━━━━━ Data to use
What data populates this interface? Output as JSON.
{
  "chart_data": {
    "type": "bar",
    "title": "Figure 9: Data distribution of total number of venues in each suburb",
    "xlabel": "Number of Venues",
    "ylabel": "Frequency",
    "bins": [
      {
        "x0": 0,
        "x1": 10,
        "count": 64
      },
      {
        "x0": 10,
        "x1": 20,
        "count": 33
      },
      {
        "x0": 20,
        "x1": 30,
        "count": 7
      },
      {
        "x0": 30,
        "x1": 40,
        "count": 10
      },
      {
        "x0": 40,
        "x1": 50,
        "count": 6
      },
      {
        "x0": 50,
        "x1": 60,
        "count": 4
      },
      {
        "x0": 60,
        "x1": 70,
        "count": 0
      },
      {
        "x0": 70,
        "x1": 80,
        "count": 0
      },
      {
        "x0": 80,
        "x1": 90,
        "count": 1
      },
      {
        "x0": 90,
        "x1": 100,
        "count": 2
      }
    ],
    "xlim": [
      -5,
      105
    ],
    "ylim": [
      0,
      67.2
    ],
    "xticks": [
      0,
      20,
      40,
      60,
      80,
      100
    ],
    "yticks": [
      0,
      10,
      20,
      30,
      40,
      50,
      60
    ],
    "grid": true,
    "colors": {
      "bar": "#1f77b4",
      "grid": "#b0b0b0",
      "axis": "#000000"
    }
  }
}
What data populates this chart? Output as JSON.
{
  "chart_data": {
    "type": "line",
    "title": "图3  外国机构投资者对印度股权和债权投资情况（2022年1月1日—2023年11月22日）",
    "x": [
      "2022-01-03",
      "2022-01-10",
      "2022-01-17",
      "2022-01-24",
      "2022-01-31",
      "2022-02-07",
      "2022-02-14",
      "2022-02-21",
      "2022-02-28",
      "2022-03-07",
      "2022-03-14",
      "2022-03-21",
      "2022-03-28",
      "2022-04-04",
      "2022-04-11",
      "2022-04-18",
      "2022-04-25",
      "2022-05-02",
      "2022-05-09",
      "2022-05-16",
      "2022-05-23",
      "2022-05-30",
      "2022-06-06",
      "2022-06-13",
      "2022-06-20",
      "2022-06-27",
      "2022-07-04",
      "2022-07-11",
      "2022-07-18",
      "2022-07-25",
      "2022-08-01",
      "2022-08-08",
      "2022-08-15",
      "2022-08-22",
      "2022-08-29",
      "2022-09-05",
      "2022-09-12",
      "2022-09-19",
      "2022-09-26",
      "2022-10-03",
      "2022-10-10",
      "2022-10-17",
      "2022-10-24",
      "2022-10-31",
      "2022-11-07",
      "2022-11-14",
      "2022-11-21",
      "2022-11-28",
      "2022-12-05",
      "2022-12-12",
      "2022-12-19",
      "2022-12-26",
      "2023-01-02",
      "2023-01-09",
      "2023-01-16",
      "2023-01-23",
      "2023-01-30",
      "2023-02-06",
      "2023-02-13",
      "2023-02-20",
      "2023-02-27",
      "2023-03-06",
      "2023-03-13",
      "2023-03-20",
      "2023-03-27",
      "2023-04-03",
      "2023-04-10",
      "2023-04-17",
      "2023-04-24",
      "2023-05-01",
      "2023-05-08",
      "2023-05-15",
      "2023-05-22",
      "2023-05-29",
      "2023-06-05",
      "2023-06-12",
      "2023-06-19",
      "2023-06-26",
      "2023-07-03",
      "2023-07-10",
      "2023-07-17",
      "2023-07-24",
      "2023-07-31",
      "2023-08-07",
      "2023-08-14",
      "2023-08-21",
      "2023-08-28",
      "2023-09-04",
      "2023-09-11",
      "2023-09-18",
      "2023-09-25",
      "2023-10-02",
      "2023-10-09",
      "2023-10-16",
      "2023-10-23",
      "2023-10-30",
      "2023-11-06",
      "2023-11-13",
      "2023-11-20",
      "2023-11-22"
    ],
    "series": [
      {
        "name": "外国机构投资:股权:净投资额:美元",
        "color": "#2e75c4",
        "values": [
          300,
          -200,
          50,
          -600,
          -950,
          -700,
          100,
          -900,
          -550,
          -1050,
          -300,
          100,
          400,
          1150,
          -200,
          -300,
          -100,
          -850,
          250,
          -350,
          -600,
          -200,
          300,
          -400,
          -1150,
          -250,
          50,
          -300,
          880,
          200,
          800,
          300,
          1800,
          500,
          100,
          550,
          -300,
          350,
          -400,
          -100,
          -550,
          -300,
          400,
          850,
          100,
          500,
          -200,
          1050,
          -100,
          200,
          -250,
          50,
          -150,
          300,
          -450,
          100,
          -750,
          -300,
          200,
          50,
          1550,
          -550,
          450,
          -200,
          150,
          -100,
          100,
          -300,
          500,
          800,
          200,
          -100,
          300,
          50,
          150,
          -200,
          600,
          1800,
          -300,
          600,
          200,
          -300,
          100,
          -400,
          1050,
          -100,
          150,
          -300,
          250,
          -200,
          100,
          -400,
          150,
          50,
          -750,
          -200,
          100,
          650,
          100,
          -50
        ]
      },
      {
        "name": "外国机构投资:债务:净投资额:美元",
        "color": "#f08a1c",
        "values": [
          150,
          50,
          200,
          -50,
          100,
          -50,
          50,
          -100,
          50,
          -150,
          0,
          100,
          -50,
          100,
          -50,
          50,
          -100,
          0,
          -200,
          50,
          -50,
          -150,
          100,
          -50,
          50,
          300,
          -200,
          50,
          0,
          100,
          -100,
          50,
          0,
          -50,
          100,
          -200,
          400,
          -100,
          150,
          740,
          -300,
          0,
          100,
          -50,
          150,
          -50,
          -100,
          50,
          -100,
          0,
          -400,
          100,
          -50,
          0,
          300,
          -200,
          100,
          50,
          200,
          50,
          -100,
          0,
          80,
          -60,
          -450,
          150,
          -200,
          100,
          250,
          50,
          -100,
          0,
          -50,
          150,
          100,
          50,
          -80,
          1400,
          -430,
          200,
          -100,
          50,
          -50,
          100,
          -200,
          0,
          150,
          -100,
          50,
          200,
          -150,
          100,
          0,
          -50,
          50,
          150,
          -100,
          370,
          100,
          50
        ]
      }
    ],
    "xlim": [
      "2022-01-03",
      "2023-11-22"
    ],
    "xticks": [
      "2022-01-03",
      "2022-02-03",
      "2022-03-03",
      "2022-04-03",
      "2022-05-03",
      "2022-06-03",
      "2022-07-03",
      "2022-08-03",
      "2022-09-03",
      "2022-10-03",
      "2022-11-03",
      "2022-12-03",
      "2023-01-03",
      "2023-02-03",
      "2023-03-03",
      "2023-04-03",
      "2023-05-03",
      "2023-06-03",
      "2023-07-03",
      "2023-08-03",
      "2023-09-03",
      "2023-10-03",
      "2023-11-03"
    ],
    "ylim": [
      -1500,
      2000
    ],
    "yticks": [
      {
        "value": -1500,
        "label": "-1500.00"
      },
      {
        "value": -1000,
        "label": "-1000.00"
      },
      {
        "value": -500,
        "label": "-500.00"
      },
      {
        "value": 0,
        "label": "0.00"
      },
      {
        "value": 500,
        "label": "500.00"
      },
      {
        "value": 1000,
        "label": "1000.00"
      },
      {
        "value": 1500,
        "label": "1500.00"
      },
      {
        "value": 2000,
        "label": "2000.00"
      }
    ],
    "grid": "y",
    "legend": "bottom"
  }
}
━━━━━━━━━━
▶ _The request_: Go through the listing and print each line exactly as it appears.

▶ _Solution to the problem_:
What data populates this interface? Output as JSON.
{
  "chart_data": {
    "type": "bar",
    "title": "Figure 9: Data distribution of total number of venues in each suburb",
    "xlabel": "Number of Venues",
    "ylabel": "Frequency",
    "bins": [
      {
        "x0": 0,
        "x1": 10,
        "count": 64
      },
      {
        "x0": 10,
        "x1": 20,
        "count": 33
      },
      {
        "x0": 20,
        "x1": 30,
        "count": 7
      },
      {
        "x0": 30,
        "x1": 40,
        "count": 10
      },
      {
        "x0": 40,
        "x1": 50,
        "count": 6
      },
      {
        "x0": 50,
        "x1": 60,
        "count": 4
      },
      {
        "x0": 60,
        "x1": 70,
        "count": 0
      },
      {
        "x0": 70,
        "x1": 80,
        "count": 0
      },
      {
        "x0": 80,
        "x1": 90,
        "count": 1
      },
      {
        "x0": 90,
        "x1": 100,
        "count": 2
      }
    ],
    "xlim": [
      -5,
      105
    ],
    "ylim": [
      0,
      67.2
    ],
    "xticks": [
      0,
      20,
      40,
      60,
      80,
      100
    ],
    "yticks": [
      0,
      10,
      20,
      30,
      40,
      50,
      60
    ],
    "grid": true,
    "colors": {
      "bar": "#1f77b4",
      "grid": "#b0b0b0",
      "axis": "#000000"
    }
  }
}
What data populates this chart? Output as JSON.
{
  "chart_data": {
    "type": "line",
    "title": "图3  外国机构投资者对印度股权和债权投资情况（2022年1月1日—2023年11月22日）",
    "x": [
      "2022-01-03",
      "2022-01-10",
      "2022-01-17",
      "2022-01-24",
      "2022-01-31",
      "2022-02-07",
      "2022-02-14",
      "2022-02-21",
      "2022-02-28",
      "2022-03-07",
      "2022-03-14",
      "2022-03-21",
      "2022-03-28",
      "2022-04-04",
      "2022-04-11",
      "2022-04-18",
      "2022-04-25",
      "2022-05-02",
      "2022-05-09",
      "2022-05-16",
      "2022-05-23",
      "2022-05-30",
      "2022-06-06",
      "2022-06-13",
      "2022-06-20",
      "2022-06-27",
      "2022-07-04",
      "2022-07-11",
      "2022-07-18",
      "2022-07-25",
      "2022-08-01",
      "2022-08-08",
      "2022-08-15",
      "2022-08-22",
      "2022-08-29",
      "2022-09-05",
      "2022-09-12",
      "2022-09-19",
      "2022-09-26",
      "2022-10-03",
      "2022-10-10",
      "2022-10-17",
      "2022-10-24",
      "2022-10-31",
      "2022-11-07",
      "2022-11-14",
      "2022-11-21",
      "2022-11-28",
      "2022-12-05",
      "2022-12-12",
      "2022-12-19",
      "2022-12-26",
      "2023-01-02",
      "2023-01-09",
      "2023-01-16",
      "2023-01-23",
      "2023-01-30",
      "2023-02-06",
      "2023-02-13",
      "2023-02-20",
      "2023-02-27",
      "2023-03-06",
      "2023-03-13",
      "2023-03-20",
      "2023-03-27",
      "2023-04-03",
      "2023-04-10",
      "2023-04-17",
      "2023-04-24",
      "2023-05-01",
      "2023-05-08",
      "2023-05-15",
      "2023-05-22",
      "2023-05-29",
      "2023-06-05",
      "2023-06-12",
      "2023-06-19",
      "2023-06-26",
      "2023-07-03",
      "2023-07-10",
      "2023-07-17",
      "2023-07-24",
      "2023-07-31",
      "2023-08-07",
      "2023-08-14",
      "2023-08-21",
      "2023-08-28",
      "2023-09-04",
      "2023-09-11",
      "2023-09-18",
      "2023-09-25",
      "2023-10-02",
      "2023-10-09",
      "2023-10-16",
      "2023-10-23",
      "2023-10-30",
      "2023-11-06",
      "2023-11-13",
      "2023-11-20",
      "2023-11-22"
    ],
    "series": [
      {
        "name": "外国机构投资:股权:净投资额:美元",
        "color": "#2e75c4",
        "values": [
          300,
          -200,
          50,
          -600,
          -950,
          -700,
          100,
          -900,
          -550,
          -1050,
          -300,
          100,
          400,
          1150,
          -200,
          -300,
          -100,
          -850,
          250,
          -350,
          -600,
          -200,
          300,
          -400,
          -1150,
          -250,
          50,
          -300,
          880,
          200,
          800,
          300,
          1800,
          500,
          100,
          550,
          -300,
          350,
          -400,
          -100,
          -550,
          -300,
          400,
          850,
          100,
          500,
          -200,
          1050,
          -100,
          200,
          -250,
          50,
          -150,
          300,
          -450,
          100,
          -750,
          -300,
          200,
          50,
          1550,
          -550,
          450,
          -200,
          150,
          -100,
          100,
          -300,
          500,
          800,
          200,
          -100,
          300,
          50,
          150,
          -200,
          600,
          1800,
          -300,
          600,
          200,
          -300,
          100,
          -400,
          1050,
          -100,
          150,
          -300,
          250,
          -200,
          100,
          -400,
          150,
          50,
          -750,
          -200,
          100,
          650,
          100,
          -50
        ]
      },
      {
        "name": "外国机构投资:债务:净投资额:美元",
        "color": "#f08a1c",
        "values": [
          150,
          50,
          200,
          -50,
          100,
          -50,
          50,
          -100,
          50,
          -150,
          0,
          100,
          -50,
          100,
          -50,
          50,
          -100,
          0,
          -200,
          50,
          -50,
          -150,
          100,
          -50,
          50,
          300,
          -200,
          50,
          0,
          100,
          -100,
          50,
          0,
          -50,
          100,
          -200,
          400,
          -100,
          150,
          740,
          -300,
          0,
          100,
          -50,
          150,
          -50,
          -100,
          50,
          -100,
          0,
          -400,
          100,
          -50,
          0,
          300,
          -200,
          100,
          50,
          200,
          50,
          -100,
          0,
          80,
          -60,
          -450,
          150,
          -200,
          100,
          250,
          50,
          -100,
          0,
          -50,
          150,
          100,
          50,
          -80,
          1400,
          -430,
          200,
          -100,
          50,
          -50,
          100,
          -200,
          0,
          150,
          -100,
          50,
          200,
          -150,
          100,
          0,
          -50,
          50,
          150,
          -100,
          370,
          100,
          50
        ]
      }
    ],
    "xlim": [
      "2022-01-03",
      "2023-11-22"
    ],
    "xticks": [
      "2022-01-03",
      "2022-02-03",
      "2022-03-03",
      "2022-04-03",
      "2022-05-03",
      "2022-06-03",
      "2022-07-03",
      "2022-08-03",
      "2022-09-03",
      "2022-10-03",
      "2022-11-03",
      "2022-12-03",
      "2023-01-03",
      "2023-02-03",
      "2023-03-03",
      "2023-04-03",
      "2023-05-03",
      "2023-06-03",
      "2023-07-03",
      "2023-08-03",
      "2023-09-03",
      "2023-10-03",
      "2023-11-03"
    ],
    "ylim": [
      -1500,
      2000
    ],
    "yticks": [
      {
        "value": -1500,
        "label": "-1500.00"
      },
      {
        "value": -1000,
        "label": "-1000.00"
      },
      {
        "value": -500,
        "label": "-500.00"
      },
      {
        "value": 0,
        "label": "0.00"
      },
      {
        "value": 500,
        "label": "500.00"
      },
      {
        "value": 1000,
        "label": "1000.00"
      },
      {
        "value": 1500,
        "label": "1500.00"
      },
      {
        "value": 2000,
        "label": "2000.00"
      }
    ],
    "grid": "y",
    "legend": "bottom"
  }
}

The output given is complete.